* What the task requires:
Please show every line below that contains the word "valley", copying each one in full.

******************************

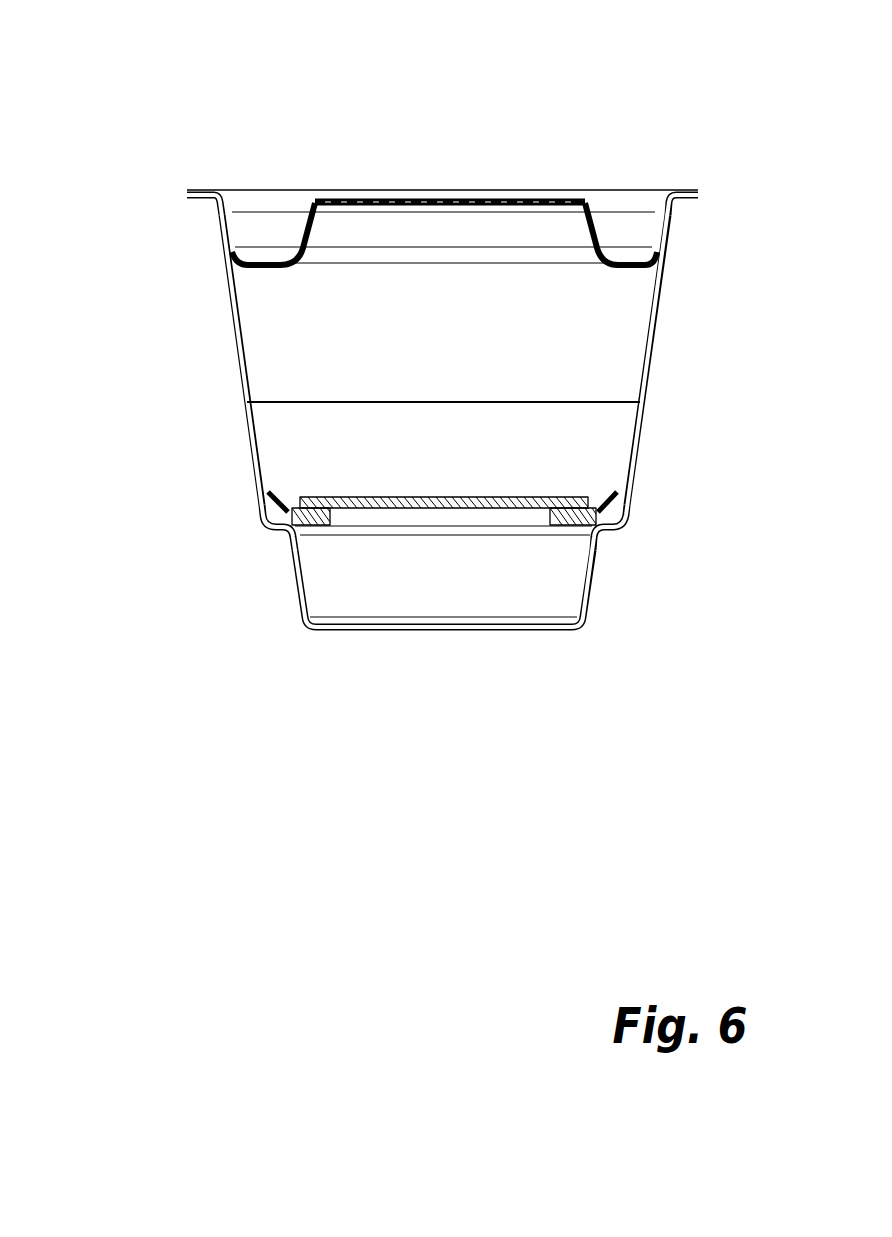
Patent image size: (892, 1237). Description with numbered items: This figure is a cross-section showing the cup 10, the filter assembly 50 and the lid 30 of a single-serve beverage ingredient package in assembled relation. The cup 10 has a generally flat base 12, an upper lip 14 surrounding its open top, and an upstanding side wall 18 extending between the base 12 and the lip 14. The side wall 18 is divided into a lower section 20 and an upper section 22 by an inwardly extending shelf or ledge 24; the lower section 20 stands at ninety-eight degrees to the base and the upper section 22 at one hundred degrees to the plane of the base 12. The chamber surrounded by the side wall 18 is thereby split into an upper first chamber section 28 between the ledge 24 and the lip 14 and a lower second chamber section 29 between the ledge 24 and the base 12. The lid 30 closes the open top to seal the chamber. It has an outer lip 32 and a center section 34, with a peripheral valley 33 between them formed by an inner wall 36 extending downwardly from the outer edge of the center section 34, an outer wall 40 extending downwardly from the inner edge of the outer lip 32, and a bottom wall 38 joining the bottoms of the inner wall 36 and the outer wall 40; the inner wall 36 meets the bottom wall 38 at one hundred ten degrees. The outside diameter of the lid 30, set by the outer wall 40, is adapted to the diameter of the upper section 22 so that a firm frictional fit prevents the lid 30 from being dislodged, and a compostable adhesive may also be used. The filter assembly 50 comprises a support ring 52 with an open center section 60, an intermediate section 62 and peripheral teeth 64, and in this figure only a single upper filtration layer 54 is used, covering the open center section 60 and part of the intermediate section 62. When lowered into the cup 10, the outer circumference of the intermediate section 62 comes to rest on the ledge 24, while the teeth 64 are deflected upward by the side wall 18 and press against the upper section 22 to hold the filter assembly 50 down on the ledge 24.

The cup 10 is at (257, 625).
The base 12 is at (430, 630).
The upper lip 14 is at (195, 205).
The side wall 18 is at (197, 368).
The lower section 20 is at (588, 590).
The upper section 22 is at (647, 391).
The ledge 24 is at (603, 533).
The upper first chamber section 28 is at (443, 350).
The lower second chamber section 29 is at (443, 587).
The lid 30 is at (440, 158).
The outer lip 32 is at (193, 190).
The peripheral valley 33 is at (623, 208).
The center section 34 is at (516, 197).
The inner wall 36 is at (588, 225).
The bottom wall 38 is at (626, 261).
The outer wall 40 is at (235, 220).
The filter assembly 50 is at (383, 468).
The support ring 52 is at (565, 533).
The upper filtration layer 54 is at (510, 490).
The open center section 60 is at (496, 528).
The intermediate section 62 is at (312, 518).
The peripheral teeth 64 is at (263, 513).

******************************

* The answer:
Patent image size: (892, 1237). Description with numbered items: This figure is a cross-section showing the cup 10, the filter assembly 50 and the lid 30 of a single-serve beverage ingredient package in assembled relation. The cup 10 has a generally flat base 12, an upper lip 14 surrounding its open top, and an upstanding side wall 18 extending between the base 12 and the lip 14. The side wall 18 is divided into a lower section 20 and an upper section 22 by an inwardly extending shelf or ledge 24; the lower section 20 stands at ninety-eight degrees to the base and the upper section 22 at one hundred degrees to the plane of the base 12. The chamber surrounded by the side wall 18 is thereby split into an upper first chamber section 28 between the ledge 24 and the lip 14 and a lower second chamber section 29 between the ledge 24 and the base 12. The lid 30 closes the open top to seal the chamber. It has an outer lip 32 and a center section 34, with a peripheral valley 33 between them formed by an inner wall 36 extending downwardly from the outer edge of the center section 34, an outer wall 40 extending downwardly from the inner edge of the outer lip 32, and a bottom wall 38 joining the bottoms of the inner wall 36 and the outer wall 40; the inner wall 36 meets the bottom wall 38 at one hundred ten degrees. The outside diameter of the lid 30, set by the outer wall 40, is adapted to the diameter of the upper section 22 so that a firm frictional fit prevents the lid 30 from being dislodged, and a compostable adhesive may also be used. The filter assembly 50 comprises a support ring 52 with an open center section 60, an intermediate section 62 and peripheral teeth 64, and in this figure only a single upper filtration layer 54 is used, covering the open center section 60 and part of the intermediate section 62. When lowered into the cup 10, the outer circumference of the intermediate section 62 comes to rest on the ledge 24, while the teeth 64 are deflected upward by the side wall 18 and press against the upper section 22 to hold the filter assembly 50 down on the ledge 24.
The peripheral valley 33 is at (623, 208).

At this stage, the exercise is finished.